DIRECTION A:
Duplicate the rows from the start up through the line containing "production-curve (39, 83, 433, 297)", both ends included.

# # # # # # #

# Tight leg band-remove??



## maryjane (Jul 15, 2006)

My homer, Homer, who is a '97 bird, has a band that is getting tight on his leg. It won't turn but is not digging into the skin or anything. I think he's just gotten bigger with age (and he's slightly a couch potato ). I got him a few years ago as a rescue. It doesn't seem to cause him discomfort but he doesn't walk around a lot so it's rather hard to tell. Like I said, it's just tight enough that it will barely turn--I didn't want to force it. Should I take him to the vet and have the vet cut it off? Can I do it myself with a dremmel tool? He doesn't love being handled and is blind in one eye and partially blind in the good eye, so I don't want to upset him if it's not necessary. Sorry for the long explanation, any suggestions welcome.


----------



## TAWhatley (Mar 6, 2001)

Get the band off .. dremel is fine but just be careful that the band doesn't become too hot in the process.

Terry


----------



## Whitefeather (Sep 2, 2002)

Just another suggestion:
I used a small pair of wire cutters (the kind used in jewelry making) to remove a band. It worked great.


----------



## sky tx (Mar 1, 2005)

Have you tried working vaseline under the band????Get the dead scale off--But it will most likely need to be removed.


----------



## feralpigeon (Feb 14, 2005)

I was thinking along the same lines as AZ....jewelry tools.

fp


----------



## maryjane (Jul 15, 2006)

No, I haven't tried vaseline but I will. The band seems pretty thick and sturdy to me though I'm sure it's a normal band. I'll get a pic today or tomorrow when the camera decides to charge. Maybe with the vaseline I could get some of those tiny jewelry cutters under it. I just don't want to hurt him more, obviously.  I'll take a closer look and get a picture. Thanks much, guys. I just adore this bird, he's so old and grizzled and dignified.


----------

# # # # # # #

DIRECTION B:
In the thread about the tight leg band, rewrite the part from "## TAWhatley (Mar" to "(Sep 2, 2002)" with "dremel" changed to "rotary tool".

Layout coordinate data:
# # # # # # #

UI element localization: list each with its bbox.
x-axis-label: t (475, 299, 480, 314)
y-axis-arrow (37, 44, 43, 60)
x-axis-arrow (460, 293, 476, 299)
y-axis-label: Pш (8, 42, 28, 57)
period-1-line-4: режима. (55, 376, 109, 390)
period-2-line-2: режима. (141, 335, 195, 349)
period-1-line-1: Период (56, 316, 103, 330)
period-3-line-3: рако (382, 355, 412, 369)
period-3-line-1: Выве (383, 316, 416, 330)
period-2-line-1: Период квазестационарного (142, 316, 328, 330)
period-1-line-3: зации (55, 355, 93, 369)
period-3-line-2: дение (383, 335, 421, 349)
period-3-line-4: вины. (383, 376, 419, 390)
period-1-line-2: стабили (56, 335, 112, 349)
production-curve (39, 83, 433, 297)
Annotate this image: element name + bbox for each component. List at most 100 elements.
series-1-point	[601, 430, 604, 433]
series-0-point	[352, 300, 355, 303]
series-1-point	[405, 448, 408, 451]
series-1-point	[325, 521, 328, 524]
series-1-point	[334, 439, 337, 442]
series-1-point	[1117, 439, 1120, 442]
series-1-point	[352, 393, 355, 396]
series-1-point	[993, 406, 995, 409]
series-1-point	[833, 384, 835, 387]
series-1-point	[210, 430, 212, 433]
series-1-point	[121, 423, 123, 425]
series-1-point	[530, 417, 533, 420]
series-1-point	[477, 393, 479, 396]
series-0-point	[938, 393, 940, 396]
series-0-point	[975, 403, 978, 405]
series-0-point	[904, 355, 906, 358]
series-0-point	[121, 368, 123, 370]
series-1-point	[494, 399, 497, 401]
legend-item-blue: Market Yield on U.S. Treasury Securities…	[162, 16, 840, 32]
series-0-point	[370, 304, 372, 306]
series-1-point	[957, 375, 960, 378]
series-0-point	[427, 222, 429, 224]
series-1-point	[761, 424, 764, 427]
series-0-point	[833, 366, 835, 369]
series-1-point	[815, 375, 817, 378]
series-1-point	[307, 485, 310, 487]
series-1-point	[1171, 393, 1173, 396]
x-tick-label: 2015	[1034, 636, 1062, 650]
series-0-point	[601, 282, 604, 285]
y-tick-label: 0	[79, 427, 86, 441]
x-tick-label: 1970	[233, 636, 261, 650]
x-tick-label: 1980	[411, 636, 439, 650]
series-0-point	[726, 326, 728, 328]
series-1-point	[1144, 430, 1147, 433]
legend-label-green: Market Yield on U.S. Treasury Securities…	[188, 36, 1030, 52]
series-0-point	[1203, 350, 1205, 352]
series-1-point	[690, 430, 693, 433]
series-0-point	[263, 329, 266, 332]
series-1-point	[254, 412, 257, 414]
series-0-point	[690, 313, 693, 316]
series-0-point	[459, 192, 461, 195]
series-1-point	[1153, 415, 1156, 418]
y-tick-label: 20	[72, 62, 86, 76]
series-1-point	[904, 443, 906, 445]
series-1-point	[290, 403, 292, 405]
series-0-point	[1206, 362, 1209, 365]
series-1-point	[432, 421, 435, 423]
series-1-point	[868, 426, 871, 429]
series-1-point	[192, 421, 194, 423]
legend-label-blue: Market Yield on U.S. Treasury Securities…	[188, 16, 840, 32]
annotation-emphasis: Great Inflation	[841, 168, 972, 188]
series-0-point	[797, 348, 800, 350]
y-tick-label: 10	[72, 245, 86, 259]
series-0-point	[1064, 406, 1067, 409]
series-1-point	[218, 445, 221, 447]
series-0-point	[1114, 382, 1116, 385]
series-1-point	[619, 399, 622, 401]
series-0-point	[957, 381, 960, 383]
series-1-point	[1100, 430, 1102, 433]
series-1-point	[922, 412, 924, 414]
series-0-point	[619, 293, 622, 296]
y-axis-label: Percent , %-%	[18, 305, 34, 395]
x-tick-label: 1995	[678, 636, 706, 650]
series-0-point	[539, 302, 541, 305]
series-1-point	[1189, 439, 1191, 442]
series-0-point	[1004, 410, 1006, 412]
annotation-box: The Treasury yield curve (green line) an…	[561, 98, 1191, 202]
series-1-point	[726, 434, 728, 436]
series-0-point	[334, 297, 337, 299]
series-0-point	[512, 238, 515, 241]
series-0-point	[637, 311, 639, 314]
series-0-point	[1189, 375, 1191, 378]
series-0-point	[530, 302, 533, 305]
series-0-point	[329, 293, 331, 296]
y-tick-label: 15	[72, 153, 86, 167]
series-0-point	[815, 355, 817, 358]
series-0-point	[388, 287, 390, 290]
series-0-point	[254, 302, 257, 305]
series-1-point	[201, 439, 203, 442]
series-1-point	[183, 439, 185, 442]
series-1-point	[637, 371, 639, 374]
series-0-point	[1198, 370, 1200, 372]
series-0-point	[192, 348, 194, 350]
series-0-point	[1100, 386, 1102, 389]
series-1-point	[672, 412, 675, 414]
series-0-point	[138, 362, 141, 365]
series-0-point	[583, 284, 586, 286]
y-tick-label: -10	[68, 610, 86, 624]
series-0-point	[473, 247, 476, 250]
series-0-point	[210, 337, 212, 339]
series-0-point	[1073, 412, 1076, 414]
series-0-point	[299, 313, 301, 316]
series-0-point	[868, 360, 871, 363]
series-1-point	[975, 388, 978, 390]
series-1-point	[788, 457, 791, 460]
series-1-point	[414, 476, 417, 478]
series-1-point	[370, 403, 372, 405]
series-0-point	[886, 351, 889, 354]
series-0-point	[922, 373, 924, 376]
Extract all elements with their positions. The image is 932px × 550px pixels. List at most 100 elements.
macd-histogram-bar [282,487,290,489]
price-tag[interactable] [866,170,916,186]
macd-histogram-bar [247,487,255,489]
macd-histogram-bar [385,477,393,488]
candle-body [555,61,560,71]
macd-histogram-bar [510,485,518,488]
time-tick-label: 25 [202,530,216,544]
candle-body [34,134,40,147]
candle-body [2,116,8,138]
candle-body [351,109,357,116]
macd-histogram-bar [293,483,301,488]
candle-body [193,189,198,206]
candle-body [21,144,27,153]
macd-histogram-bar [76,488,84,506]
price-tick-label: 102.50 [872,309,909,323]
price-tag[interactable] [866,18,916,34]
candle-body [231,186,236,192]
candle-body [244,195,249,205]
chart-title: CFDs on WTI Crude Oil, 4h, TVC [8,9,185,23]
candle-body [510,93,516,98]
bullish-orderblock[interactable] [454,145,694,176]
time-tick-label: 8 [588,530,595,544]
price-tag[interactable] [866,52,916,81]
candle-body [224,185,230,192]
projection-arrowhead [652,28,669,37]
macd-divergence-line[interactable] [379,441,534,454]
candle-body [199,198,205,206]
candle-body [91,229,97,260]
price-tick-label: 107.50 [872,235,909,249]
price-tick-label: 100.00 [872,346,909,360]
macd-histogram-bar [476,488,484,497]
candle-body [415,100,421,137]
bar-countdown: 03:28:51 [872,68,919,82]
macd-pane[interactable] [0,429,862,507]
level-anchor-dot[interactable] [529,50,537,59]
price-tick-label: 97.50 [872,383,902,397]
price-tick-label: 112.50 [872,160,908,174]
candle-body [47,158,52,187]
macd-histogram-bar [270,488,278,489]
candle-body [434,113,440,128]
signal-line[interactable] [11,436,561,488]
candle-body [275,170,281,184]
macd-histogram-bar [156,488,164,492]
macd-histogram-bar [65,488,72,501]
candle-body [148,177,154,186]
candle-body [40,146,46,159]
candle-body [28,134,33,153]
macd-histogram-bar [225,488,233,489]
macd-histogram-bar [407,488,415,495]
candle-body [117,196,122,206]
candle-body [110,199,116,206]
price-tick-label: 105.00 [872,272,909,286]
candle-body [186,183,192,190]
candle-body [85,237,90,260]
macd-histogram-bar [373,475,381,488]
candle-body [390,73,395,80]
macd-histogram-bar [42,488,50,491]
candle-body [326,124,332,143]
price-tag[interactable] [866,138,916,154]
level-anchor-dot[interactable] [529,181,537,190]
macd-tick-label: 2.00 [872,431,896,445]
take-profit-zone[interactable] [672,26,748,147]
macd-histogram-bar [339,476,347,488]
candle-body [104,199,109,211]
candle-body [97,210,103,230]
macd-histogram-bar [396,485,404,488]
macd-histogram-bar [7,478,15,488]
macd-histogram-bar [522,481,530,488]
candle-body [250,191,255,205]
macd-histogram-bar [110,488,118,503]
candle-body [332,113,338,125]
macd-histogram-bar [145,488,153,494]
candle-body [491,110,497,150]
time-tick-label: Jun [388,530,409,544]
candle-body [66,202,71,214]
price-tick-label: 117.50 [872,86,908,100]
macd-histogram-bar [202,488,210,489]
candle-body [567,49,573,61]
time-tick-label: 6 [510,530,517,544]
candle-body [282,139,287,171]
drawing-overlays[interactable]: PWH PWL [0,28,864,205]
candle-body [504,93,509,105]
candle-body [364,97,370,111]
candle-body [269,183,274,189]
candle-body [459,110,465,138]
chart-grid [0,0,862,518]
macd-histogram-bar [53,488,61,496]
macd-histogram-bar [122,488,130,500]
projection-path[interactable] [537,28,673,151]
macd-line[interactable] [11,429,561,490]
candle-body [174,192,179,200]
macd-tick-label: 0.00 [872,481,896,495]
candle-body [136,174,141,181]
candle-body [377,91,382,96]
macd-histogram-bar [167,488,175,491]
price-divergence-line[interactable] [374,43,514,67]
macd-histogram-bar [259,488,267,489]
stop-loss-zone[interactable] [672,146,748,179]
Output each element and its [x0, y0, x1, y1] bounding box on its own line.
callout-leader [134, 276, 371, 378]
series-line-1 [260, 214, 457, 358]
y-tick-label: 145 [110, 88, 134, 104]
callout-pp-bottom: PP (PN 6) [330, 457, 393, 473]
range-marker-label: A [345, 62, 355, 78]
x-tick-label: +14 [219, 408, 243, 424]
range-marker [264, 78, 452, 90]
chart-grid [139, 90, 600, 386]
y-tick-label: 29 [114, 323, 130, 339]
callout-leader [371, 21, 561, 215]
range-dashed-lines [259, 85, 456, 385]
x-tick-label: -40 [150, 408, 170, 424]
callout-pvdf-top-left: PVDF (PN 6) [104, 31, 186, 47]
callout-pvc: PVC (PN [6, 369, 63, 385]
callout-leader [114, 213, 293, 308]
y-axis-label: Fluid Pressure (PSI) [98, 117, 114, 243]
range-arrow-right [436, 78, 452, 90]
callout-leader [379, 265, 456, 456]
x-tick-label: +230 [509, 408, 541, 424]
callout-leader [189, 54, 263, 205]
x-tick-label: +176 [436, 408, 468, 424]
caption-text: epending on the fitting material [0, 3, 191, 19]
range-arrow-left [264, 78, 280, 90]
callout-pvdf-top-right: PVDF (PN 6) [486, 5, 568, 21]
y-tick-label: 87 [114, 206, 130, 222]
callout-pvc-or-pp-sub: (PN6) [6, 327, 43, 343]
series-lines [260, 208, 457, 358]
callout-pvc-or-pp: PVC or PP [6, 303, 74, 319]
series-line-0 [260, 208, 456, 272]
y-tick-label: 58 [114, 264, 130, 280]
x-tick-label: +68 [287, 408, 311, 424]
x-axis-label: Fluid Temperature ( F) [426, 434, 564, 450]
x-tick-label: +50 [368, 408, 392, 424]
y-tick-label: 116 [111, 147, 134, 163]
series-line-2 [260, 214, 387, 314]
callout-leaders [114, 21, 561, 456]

# # # # # # #

EXERCISE SOLUTION A:
UI element localization: list each with its bbox.
x-axis-label: t (475, 299, 480, 314)
y-axis-arrow (37, 44, 43, 60)
x-axis-arrow (460, 293, 476, 299)
y-axis-label: Pш (8, 42, 28, 57)
period-1-line-4: режима. (55, 376, 109, 390)
period-2-line-2: режима. (141, 335, 195, 349)
period-1-line-1: Период (56, 316, 103, 330)
period-3-line-3: рако (382, 355, 412, 369)
period-3-line-1: Выве (383, 316, 416, 330)
period-2-line-1: Период квазестационарного (142, 316, 328, 330)
period-1-line-3: зации (55, 355, 93, 369)
period-3-line-2: дение (383, 335, 421, 349)
period-3-line-4: вины. (383, 376, 419, 390)
period-1-line-2: стабили (56, 335, 112, 349)
production-curve (39, 83, 433, 297)

EXERCISE SOLUTION B:
## TAWhatley (Mar 6, 2001)

Get the band off .. rotary tool is fine but just be careful that the band doesn't become too hot in the process.

Terry


----------



## Whitefeather (Sep 2, 2002)